## Stated task:
Pull every line of the entries that has the word "this".

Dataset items
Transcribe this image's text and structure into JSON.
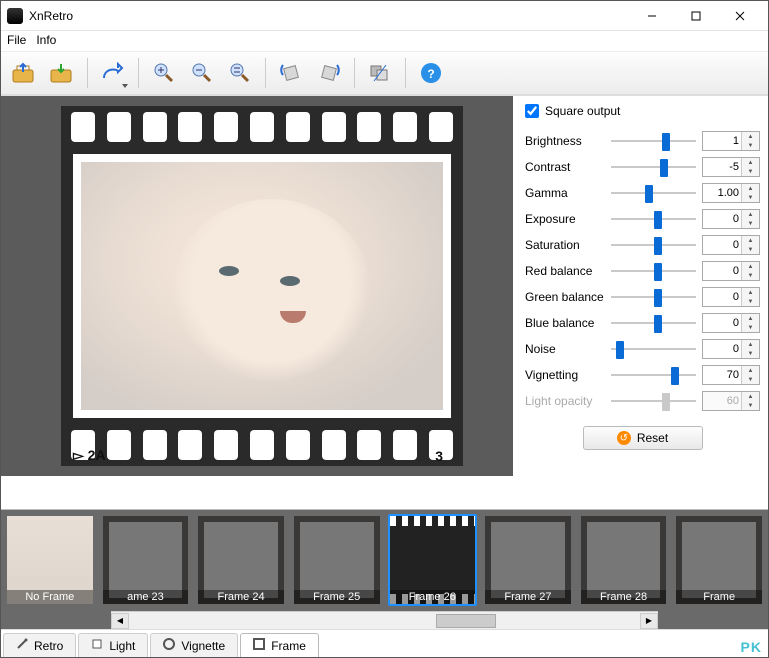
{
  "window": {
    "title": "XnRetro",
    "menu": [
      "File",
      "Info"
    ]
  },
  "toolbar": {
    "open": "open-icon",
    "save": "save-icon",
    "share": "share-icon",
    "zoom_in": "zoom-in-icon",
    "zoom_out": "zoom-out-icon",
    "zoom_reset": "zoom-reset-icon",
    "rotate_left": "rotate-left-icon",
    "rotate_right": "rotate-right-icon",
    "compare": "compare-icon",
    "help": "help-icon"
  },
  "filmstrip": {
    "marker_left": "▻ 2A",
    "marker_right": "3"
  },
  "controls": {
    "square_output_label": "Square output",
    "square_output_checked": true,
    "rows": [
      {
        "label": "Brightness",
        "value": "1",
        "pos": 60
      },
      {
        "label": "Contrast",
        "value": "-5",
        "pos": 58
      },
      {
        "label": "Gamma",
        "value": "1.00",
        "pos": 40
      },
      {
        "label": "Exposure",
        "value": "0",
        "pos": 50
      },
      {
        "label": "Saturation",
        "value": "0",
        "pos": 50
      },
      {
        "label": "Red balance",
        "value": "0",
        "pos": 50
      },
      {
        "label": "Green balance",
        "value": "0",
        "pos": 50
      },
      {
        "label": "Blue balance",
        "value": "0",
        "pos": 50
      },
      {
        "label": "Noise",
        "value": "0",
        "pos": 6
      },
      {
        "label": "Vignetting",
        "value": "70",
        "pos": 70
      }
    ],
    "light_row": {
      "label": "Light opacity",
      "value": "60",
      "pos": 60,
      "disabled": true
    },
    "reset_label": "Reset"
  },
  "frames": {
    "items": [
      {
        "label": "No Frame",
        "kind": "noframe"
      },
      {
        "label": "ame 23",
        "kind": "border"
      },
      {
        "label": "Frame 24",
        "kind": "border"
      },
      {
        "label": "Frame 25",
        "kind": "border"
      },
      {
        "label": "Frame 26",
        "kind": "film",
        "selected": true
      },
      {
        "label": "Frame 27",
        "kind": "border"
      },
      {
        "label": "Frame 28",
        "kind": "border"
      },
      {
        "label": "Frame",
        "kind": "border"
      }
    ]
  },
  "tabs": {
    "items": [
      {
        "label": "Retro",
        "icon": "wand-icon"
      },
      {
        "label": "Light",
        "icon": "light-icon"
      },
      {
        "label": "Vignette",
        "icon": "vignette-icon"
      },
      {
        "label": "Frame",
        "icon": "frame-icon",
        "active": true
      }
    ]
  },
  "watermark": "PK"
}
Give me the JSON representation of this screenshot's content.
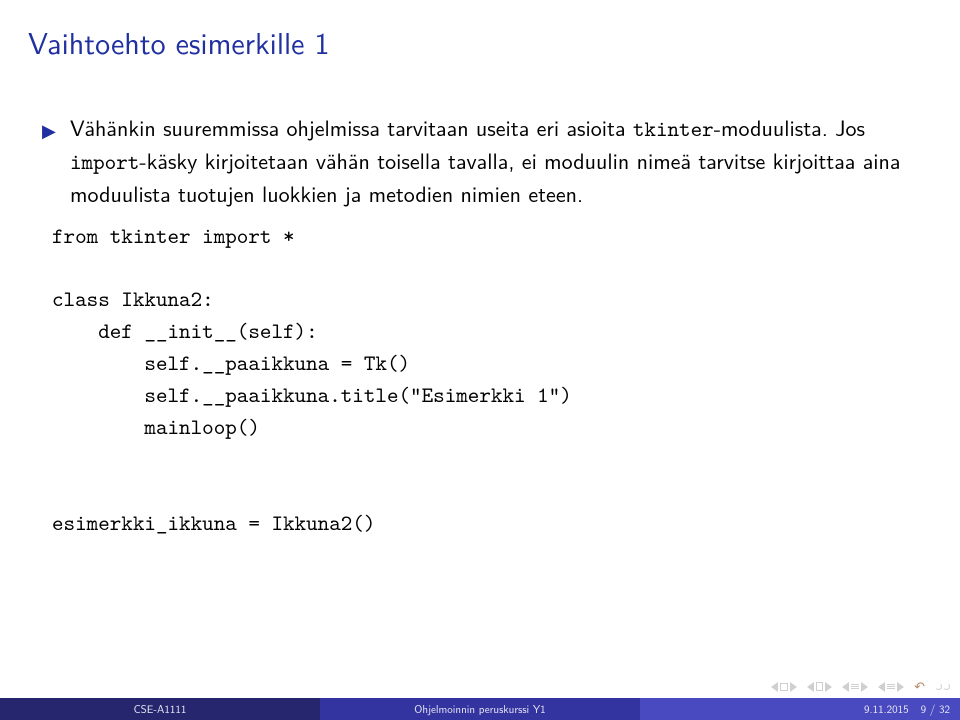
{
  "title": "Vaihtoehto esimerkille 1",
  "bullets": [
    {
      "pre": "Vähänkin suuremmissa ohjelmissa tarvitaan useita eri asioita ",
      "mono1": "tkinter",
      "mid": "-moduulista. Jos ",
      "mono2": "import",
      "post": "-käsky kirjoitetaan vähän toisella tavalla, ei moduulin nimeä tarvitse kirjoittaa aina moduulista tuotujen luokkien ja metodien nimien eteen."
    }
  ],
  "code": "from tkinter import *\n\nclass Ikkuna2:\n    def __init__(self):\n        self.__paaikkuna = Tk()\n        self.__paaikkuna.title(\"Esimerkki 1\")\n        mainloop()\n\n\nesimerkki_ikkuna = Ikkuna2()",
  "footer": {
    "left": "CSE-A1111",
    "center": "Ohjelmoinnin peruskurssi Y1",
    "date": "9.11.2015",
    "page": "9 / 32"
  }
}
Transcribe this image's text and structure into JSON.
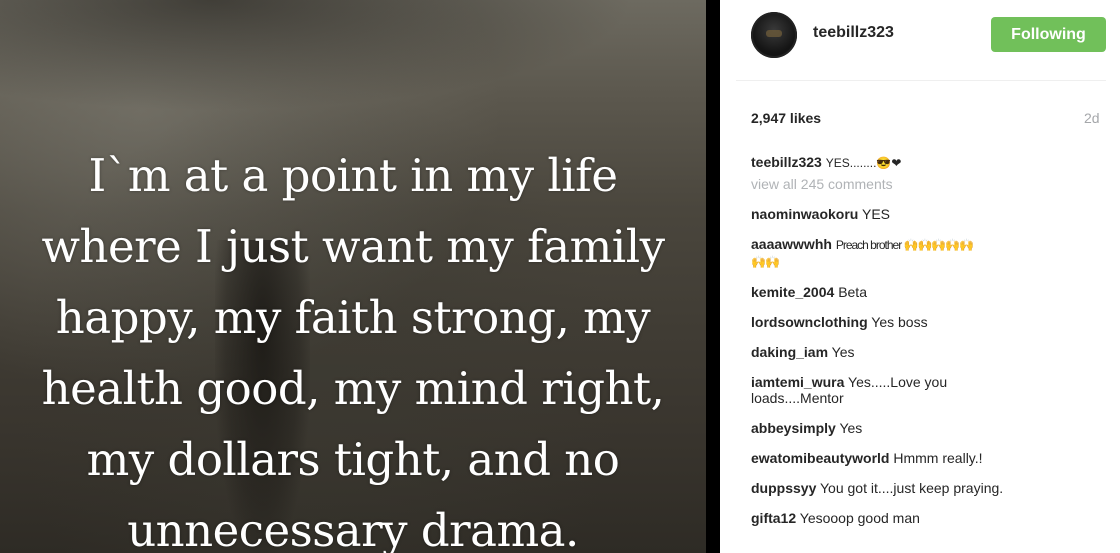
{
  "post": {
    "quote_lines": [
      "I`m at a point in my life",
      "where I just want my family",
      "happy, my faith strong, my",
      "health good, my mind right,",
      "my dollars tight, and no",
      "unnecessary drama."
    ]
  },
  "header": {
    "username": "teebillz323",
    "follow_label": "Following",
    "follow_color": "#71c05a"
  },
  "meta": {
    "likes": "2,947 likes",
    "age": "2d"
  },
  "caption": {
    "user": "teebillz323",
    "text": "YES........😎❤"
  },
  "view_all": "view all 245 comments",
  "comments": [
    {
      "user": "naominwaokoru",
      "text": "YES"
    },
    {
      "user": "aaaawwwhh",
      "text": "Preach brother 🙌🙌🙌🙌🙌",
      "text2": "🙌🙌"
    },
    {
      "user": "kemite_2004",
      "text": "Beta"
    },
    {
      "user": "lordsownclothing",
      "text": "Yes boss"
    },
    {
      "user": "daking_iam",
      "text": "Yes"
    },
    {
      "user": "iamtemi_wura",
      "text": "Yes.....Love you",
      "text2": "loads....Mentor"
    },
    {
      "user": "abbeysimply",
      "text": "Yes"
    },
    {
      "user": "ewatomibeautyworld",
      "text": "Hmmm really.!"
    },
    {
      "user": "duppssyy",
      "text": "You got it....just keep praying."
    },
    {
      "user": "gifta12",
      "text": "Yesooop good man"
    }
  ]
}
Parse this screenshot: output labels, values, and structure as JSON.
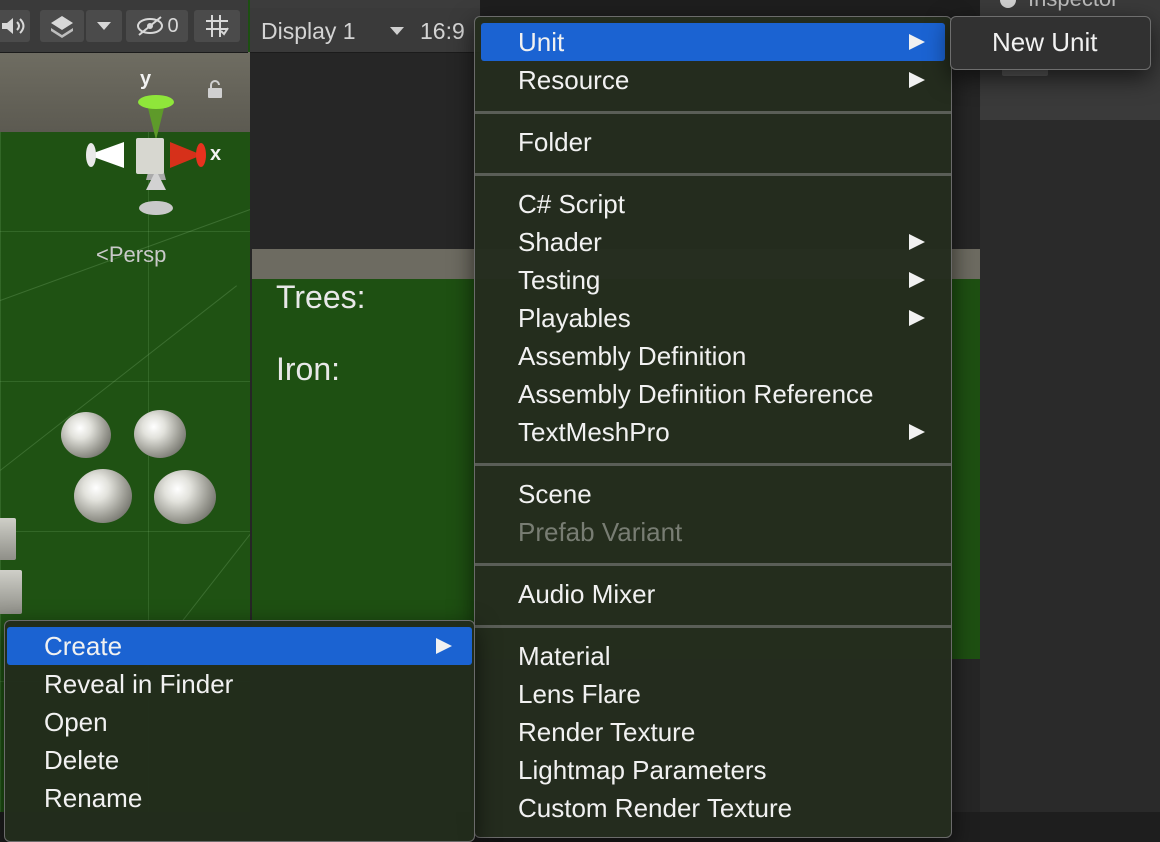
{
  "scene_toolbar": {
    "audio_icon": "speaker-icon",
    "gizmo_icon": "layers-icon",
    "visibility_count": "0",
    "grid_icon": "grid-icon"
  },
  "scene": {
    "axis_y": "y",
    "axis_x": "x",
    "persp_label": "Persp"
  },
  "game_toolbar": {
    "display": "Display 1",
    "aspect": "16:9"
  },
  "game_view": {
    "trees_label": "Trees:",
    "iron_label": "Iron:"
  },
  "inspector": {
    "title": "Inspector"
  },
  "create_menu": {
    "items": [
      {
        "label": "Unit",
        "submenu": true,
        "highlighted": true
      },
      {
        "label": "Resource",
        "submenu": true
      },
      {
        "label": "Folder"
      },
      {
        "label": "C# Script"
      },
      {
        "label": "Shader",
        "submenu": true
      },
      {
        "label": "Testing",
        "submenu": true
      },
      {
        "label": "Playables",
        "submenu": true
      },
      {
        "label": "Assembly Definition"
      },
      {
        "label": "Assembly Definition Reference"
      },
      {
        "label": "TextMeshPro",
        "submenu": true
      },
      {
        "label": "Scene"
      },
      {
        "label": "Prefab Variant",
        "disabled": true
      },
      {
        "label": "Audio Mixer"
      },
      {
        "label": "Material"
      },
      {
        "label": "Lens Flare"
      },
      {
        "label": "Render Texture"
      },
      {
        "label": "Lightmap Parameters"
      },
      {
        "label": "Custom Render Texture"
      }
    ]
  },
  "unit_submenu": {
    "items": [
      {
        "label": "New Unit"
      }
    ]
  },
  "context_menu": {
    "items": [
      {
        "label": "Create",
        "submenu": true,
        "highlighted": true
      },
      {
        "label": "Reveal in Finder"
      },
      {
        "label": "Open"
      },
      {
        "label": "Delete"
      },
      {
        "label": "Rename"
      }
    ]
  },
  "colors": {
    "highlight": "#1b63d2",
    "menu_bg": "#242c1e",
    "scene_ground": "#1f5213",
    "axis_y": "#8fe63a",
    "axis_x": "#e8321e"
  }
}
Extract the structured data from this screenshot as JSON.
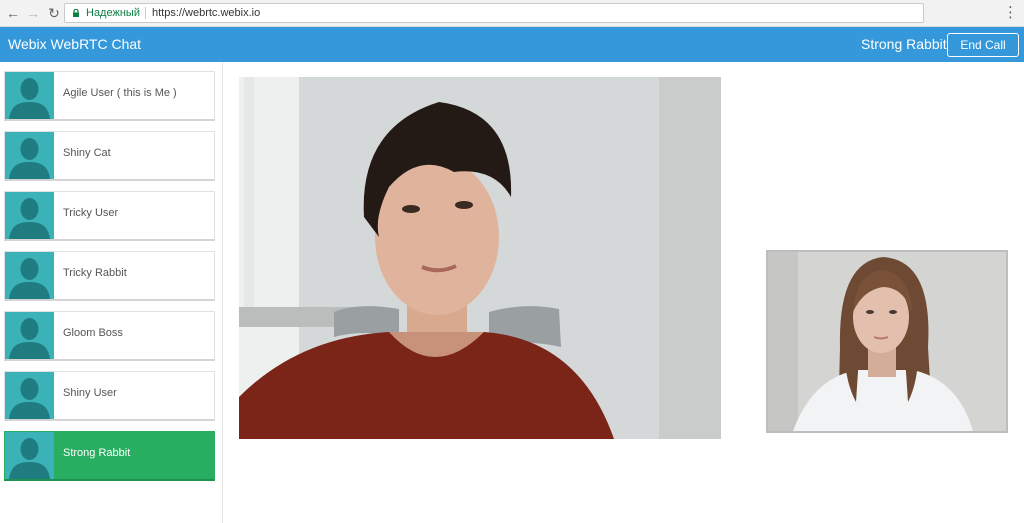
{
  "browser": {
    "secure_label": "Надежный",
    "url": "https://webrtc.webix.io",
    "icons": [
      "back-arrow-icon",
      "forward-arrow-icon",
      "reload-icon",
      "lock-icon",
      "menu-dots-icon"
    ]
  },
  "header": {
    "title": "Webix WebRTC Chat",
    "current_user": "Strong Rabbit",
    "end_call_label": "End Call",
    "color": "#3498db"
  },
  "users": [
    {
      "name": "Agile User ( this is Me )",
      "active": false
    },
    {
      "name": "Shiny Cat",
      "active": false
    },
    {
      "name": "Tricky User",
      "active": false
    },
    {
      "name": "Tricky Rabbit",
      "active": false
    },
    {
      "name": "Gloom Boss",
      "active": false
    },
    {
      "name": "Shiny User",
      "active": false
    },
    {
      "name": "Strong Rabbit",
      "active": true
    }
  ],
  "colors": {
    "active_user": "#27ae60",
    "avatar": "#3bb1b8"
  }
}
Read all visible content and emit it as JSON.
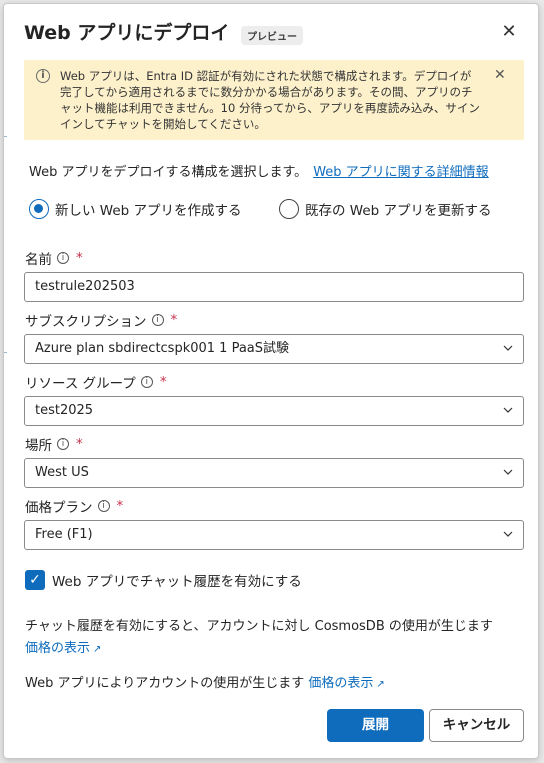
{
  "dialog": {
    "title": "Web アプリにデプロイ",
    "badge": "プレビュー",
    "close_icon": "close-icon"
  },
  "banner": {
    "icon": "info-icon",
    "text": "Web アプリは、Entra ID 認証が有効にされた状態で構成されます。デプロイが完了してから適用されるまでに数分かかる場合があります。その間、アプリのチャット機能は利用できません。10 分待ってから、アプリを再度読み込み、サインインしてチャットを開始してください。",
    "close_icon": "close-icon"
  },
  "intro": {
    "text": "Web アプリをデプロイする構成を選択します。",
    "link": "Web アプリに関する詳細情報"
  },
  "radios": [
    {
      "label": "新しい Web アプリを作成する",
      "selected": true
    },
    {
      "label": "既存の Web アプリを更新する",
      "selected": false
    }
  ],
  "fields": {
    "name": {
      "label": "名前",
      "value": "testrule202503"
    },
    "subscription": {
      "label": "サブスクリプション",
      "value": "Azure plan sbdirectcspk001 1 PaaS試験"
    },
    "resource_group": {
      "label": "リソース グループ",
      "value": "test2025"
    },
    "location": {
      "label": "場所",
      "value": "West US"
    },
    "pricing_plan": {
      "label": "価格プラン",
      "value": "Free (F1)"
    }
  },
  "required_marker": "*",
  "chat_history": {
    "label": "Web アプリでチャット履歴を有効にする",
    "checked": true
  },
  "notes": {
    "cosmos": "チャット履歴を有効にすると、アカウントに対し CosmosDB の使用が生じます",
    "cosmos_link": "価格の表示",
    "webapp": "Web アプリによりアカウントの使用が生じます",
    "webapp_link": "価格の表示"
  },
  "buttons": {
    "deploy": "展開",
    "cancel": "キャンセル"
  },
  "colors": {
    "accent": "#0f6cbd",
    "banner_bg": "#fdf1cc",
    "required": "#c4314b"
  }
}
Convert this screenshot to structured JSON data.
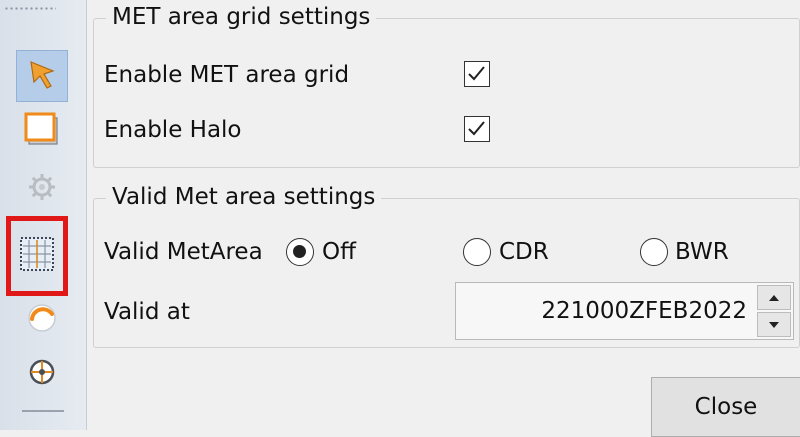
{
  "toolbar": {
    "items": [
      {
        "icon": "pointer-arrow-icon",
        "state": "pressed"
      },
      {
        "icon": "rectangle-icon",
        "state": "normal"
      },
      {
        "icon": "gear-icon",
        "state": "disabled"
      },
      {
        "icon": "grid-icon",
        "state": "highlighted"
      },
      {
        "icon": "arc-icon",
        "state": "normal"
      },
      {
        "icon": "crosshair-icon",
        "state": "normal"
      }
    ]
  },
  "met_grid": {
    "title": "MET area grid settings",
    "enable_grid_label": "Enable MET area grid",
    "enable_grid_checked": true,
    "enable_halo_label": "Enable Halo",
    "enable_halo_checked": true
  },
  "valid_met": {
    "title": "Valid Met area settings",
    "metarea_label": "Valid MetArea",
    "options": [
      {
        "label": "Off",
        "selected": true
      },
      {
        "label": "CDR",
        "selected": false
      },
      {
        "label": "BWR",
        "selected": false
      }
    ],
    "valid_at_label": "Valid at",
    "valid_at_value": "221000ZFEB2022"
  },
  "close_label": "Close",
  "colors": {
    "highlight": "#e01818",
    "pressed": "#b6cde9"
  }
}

## Exercise response:
Transcribe this image's text and structure into JSON.
Give me the JSON representation of this screenshot's content.
Transcribe this image's text and structure into JSON.
Parse this screenshot: output labels, values, and structure as JSON.
Extract the structured data from this screenshot as JSON.
      "name": "Agile User ( this is Me )",
Convert this screenshot to structured JSON data.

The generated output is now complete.